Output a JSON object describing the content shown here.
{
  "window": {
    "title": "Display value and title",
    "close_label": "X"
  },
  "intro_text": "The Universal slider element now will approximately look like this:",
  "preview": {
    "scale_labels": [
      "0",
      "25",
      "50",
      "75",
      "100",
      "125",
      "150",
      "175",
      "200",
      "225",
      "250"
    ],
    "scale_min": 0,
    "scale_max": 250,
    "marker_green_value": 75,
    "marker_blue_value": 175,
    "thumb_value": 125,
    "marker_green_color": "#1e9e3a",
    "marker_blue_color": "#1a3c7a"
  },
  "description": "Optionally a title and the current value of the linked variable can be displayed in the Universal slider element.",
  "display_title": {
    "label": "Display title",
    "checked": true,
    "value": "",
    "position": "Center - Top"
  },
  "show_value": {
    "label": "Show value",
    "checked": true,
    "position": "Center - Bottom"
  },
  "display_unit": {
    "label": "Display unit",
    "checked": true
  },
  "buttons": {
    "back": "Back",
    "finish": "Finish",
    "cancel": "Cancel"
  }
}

══════════════════════════════

:: Request ::
Write out the full set of records exactly as given.

:: Result ::
Output a JSON object describing the content shown here.
{
  "window": {
    "title": "Display value and title",
    "close_label": "X"
  },
  "intro_text": "The Universal slider element now will approximately look like this:",
  "preview": {
    "scale_labels": [
      "0",
      "25",
      "50",
      "75",
      "100",
      "125",
      "150",
      "175",
      "200",
      "225",
      "250"
    ],
    "scale_min": 0,
    "scale_max": 250,
    "marker_green_value": 75,
    "marker_blue_value": 175,
    "thumb_value": 125,
    "marker_green_color": "#1e9e3a",
    "marker_blue_color": "#1a3c7a"
  },
  "description": "Optionally a title and the current value of the linked variable can be displayed in the Universal slider element.",
  "display_title": {
    "label": "Display title",
    "checked": true,
    "value": "",
    "position": "Center - Top"
  },
  "show_value": {
    "label": "Show value",
    "checked": true,
    "position": "Center - Bottom"
  },
  "display_unit": {
    "label": "Display unit",
    "checked": true
  },
  "buttons": {
    "back": "Back",
    "finish": "Finish",
    "cancel": "Cancel"
  }
}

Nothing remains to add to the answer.